# [TASK TO COMPLETE]
Say how many lines hold the string "this", and nothing more.

# [DATASET EXCERPTS]
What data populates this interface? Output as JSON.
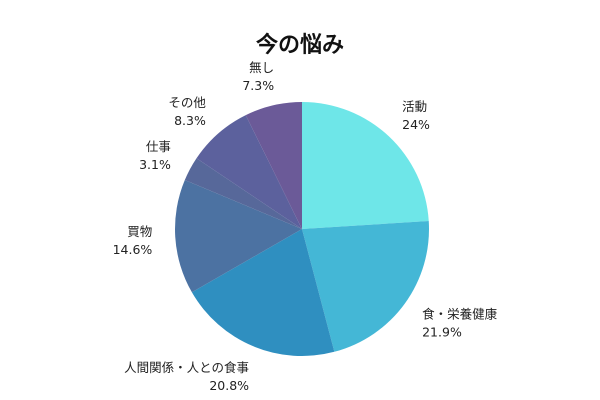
{
  "chart_data": {
    "type": "pie",
    "title": "今の悩み",
    "start_angle_deg": 0,
    "direction": "clockwise",
    "slices": [
      {
        "label": "活動",
        "value": 24.0,
        "value_label": "24%",
        "color": "#6ee6e8"
      },
      {
        "label": "食・栄養健康",
        "value": 21.9,
        "value_label": "21.9%",
        "color": "#44b7d6"
      },
      {
        "label": "人間関係・人との食事",
        "value": 20.8,
        "value_label": "20.8%",
        "color": "#2f8fc0"
      },
      {
        "label": "買物",
        "value": 14.6,
        "value_label": "14.6%",
        "color": "#4c72a2"
      },
      {
        "label": "仕事",
        "value": 3.1,
        "value_label": "3.1%",
        "color": "#57689a"
      },
      {
        "label": "その他",
        "value": 8.3,
        "value_label": "8.3%",
        "color": "#5c619d"
      },
      {
        "label": "無し",
        "value": 7.3,
        "value_label": "7.3%",
        "color": "#6b5a98"
      }
    ]
  }
}
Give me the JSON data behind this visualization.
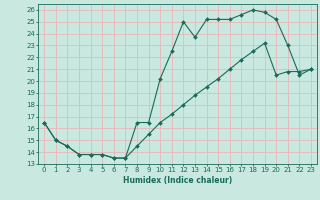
{
  "xlabel": "Humidex (Indice chaleur)",
  "bg_color": "#c8e8e0",
  "line_color": "#1a6b5a",
  "grid_color": "#e8b8b8",
  "xlim": [
    -0.5,
    23.5
  ],
  "ylim": [
    13,
    26.5
  ],
  "yticks": [
    13,
    14,
    15,
    16,
    17,
    18,
    19,
    20,
    21,
    22,
    23,
    24,
    25,
    26
  ],
  "xticks": [
    0,
    1,
    2,
    3,
    4,
    5,
    6,
    7,
    8,
    9,
    10,
    11,
    12,
    13,
    14,
    15,
    16,
    17,
    18,
    19,
    20,
    21,
    22,
    23
  ],
  "line1_x": [
    0,
    1,
    2,
    3,
    4,
    5,
    6,
    7,
    8,
    9,
    10,
    11,
    12,
    13,
    14,
    15,
    16,
    17,
    18,
    19,
    20,
    21,
    22,
    23
  ],
  "line1_y": [
    16.5,
    15.0,
    14.5,
    13.8,
    13.8,
    13.8,
    13.5,
    13.5,
    16.5,
    16.5,
    20.2,
    22.5,
    25.0,
    23.7,
    25.2,
    25.2,
    25.2,
    25.6,
    26.0,
    25.8,
    25.2,
    23.0,
    20.5,
    21.0
  ],
  "line2_x": [
    0,
    1,
    2,
    3,
    4,
    5,
    6,
    7,
    8,
    9,
    10,
    11,
    12,
    13,
    14,
    15,
    16,
    17,
    18,
    19,
    20,
    21,
    22,
    23
  ],
  "line2_y": [
    16.5,
    15.0,
    14.5,
    13.8,
    13.8,
    13.8,
    13.5,
    13.5,
    14.5,
    15.5,
    16.5,
    17.2,
    18.0,
    18.8,
    19.5,
    20.2,
    21.0,
    21.8,
    22.5,
    23.2,
    20.5,
    20.8,
    20.8,
    21.0
  ]
}
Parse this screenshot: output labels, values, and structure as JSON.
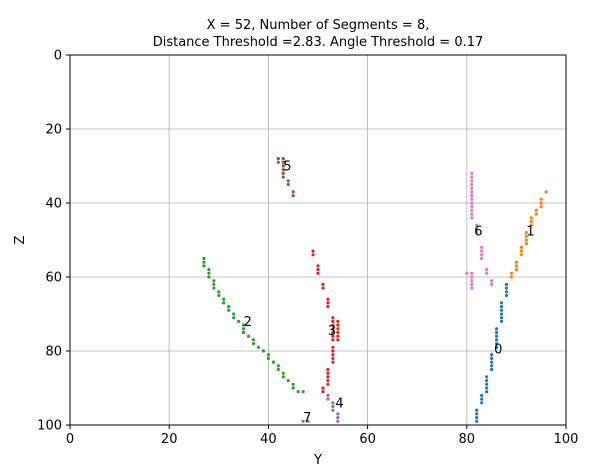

# [SOLUTION]
3